SUPPLIED MATERIAL:
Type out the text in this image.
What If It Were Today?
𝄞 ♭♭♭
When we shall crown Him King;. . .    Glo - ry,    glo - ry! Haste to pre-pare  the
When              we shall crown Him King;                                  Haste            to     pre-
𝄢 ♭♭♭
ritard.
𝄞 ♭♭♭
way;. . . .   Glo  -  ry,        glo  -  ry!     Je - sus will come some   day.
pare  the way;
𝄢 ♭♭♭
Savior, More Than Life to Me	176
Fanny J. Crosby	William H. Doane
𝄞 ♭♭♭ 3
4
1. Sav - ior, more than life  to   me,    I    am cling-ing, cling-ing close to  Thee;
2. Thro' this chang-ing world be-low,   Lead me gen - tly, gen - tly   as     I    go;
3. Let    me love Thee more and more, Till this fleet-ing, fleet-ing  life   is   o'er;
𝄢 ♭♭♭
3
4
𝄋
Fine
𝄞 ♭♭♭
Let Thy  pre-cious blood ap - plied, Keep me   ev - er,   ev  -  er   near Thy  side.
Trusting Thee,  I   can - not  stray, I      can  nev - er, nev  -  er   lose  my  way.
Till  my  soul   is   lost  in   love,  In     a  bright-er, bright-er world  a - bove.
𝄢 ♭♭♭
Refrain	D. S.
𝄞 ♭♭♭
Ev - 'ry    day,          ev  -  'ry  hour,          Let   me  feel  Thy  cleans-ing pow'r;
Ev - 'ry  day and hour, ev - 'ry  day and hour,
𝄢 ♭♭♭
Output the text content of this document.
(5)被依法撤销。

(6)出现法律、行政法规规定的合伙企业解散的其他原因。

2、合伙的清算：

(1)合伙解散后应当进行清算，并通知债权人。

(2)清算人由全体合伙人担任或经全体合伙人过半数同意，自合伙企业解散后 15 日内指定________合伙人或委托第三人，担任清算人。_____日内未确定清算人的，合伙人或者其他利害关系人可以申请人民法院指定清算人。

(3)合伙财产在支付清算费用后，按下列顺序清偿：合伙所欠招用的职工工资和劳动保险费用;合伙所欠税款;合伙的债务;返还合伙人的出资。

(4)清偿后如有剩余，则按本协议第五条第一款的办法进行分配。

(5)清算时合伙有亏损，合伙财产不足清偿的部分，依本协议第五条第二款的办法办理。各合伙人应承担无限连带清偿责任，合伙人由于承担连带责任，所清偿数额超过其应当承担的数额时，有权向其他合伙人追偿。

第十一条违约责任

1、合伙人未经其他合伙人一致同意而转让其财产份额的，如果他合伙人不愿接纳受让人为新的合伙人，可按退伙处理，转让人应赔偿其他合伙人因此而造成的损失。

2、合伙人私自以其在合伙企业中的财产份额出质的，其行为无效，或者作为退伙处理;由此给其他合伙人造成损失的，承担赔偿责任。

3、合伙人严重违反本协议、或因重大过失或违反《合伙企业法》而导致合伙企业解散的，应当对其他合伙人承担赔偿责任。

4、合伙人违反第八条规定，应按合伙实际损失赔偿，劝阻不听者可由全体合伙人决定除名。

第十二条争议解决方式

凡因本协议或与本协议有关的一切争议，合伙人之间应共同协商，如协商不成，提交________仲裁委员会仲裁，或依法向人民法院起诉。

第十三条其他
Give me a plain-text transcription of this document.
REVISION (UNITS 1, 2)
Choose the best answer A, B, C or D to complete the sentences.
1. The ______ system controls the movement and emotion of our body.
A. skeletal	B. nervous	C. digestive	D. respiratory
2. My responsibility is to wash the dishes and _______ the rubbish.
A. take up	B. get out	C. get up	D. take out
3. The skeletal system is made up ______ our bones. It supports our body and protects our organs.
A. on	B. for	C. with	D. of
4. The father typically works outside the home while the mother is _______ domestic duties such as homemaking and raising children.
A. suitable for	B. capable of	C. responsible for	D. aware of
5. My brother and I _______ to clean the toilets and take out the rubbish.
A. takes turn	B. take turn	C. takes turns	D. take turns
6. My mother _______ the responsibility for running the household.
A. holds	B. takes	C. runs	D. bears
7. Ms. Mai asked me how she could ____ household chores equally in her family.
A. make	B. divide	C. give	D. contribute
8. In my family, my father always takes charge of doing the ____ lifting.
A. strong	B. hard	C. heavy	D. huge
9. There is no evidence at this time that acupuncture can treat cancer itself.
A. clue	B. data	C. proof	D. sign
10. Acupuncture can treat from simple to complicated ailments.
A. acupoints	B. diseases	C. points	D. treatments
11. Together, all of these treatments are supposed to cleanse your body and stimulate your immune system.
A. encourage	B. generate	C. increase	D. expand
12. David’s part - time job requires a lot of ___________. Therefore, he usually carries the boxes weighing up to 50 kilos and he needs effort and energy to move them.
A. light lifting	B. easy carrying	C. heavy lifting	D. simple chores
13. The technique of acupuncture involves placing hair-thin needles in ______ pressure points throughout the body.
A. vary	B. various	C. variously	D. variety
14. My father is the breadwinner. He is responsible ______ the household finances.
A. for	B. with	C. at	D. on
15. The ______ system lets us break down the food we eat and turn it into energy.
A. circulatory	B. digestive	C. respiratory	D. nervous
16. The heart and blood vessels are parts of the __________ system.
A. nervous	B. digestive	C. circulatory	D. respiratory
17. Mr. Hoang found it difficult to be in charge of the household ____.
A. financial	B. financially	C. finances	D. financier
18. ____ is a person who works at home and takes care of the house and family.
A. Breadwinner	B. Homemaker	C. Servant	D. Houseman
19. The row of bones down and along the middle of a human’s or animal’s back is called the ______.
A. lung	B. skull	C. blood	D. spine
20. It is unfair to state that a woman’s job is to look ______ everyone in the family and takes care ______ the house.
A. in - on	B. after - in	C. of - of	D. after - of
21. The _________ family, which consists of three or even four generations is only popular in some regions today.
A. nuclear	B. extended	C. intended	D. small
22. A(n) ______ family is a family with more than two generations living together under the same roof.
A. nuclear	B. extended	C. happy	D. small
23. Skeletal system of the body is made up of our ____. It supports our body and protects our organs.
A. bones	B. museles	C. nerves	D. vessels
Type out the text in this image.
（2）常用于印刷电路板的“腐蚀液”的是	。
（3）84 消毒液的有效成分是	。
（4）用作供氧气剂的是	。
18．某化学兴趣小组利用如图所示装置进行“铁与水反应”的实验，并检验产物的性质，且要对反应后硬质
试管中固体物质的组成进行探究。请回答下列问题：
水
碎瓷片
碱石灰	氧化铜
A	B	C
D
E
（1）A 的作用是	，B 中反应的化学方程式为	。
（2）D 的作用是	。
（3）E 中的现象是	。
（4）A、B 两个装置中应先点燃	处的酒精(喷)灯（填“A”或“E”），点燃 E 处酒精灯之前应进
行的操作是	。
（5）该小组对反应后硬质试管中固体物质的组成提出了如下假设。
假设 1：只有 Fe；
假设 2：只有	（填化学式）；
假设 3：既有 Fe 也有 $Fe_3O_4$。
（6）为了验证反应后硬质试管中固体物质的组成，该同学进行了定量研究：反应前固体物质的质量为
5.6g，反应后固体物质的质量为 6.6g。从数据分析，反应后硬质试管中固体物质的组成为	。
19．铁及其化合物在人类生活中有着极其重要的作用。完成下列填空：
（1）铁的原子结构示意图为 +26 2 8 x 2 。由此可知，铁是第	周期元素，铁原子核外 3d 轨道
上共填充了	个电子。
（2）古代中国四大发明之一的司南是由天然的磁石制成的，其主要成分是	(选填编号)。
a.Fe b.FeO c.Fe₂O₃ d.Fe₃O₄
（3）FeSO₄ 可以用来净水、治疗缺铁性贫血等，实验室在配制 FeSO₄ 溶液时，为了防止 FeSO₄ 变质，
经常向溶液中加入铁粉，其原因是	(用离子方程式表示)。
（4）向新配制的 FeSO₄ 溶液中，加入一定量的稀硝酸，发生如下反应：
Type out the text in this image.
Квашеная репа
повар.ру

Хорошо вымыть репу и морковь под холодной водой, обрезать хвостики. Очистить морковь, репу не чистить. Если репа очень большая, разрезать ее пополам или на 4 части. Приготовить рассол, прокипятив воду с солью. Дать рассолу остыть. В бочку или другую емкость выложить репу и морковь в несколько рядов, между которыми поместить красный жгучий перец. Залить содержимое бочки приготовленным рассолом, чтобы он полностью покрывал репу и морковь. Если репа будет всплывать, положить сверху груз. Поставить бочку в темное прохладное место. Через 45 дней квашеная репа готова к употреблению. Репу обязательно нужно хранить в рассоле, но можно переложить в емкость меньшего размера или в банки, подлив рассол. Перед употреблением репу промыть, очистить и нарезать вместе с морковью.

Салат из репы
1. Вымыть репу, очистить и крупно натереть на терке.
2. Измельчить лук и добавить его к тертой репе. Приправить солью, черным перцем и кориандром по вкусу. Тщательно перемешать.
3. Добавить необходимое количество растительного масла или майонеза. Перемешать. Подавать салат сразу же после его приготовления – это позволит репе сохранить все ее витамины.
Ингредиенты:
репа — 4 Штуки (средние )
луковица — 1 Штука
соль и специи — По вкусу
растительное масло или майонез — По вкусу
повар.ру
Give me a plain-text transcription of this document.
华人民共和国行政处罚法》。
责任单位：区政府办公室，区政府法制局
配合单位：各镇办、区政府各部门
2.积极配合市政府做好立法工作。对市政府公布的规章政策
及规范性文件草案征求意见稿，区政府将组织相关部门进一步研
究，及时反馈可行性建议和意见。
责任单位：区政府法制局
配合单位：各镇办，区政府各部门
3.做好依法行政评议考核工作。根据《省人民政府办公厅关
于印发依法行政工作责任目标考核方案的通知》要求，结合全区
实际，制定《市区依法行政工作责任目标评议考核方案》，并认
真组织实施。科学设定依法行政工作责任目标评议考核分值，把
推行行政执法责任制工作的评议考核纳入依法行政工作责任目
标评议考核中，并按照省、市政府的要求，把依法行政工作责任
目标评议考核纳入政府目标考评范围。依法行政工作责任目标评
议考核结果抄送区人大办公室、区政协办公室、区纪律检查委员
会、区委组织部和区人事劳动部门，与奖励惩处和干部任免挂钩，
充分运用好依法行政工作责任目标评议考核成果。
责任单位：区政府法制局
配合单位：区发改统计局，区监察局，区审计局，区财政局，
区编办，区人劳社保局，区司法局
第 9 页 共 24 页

DO THIS: Copy each line above where the string "charge" occurs.

EXERCISE OUTPUT:
8. In my family, my father always takes charge of doing the ____ lifting.
17. Mr. Hoang found it difficult to be in charge of the household ____.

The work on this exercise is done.